* The task: Echo the listing from its first line up to and including the line that contains "bar: [463, 323, 476, 449]". Copy those lines exactly as they appear.

----

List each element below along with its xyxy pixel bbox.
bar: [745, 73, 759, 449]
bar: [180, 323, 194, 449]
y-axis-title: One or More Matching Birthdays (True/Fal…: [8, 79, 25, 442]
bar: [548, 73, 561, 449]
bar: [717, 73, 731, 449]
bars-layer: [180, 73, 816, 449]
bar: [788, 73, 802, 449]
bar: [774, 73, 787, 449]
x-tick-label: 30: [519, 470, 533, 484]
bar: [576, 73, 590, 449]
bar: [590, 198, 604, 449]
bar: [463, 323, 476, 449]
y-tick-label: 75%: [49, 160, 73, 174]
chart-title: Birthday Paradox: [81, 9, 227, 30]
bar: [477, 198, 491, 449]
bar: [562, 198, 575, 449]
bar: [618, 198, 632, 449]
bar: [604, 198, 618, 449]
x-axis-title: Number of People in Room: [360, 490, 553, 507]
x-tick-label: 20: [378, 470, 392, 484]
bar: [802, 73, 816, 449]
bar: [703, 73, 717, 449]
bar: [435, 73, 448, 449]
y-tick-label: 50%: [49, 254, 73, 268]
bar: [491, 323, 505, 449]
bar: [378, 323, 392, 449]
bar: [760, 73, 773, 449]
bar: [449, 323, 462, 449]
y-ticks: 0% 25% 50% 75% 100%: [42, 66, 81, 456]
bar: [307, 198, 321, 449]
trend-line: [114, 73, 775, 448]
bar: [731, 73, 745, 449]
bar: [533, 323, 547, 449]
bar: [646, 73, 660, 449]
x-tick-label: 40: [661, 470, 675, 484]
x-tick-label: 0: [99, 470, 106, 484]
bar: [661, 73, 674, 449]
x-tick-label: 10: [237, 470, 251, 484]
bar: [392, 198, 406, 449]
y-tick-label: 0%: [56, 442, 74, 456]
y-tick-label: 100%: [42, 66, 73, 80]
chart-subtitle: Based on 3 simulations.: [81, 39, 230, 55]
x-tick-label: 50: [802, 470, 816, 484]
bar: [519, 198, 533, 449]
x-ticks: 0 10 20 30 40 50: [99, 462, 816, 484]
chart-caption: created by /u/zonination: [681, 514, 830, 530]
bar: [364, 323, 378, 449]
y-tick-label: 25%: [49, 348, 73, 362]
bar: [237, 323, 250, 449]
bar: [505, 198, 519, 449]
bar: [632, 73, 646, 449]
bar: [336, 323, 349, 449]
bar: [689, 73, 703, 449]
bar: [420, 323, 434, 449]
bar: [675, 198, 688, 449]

----

* Solution for this problem:
List each element below along with its xyxy pixel bbox.
bar: [745, 73, 759, 449]
bar: [180, 323, 194, 449]
y-axis-title: One or More Matching Birthdays (True/Fal…: [8, 79, 25, 442]
bar: [548, 73, 561, 449]
bar: [717, 73, 731, 449]
bars-layer: [180, 73, 816, 449]
bar: [788, 73, 802, 449]
bar: [774, 73, 787, 449]
x-tick-label: 30: [519, 470, 533, 484]
bar: [576, 73, 590, 449]
bar: [590, 198, 604, 449]
bar: [463, 323, 476, 449]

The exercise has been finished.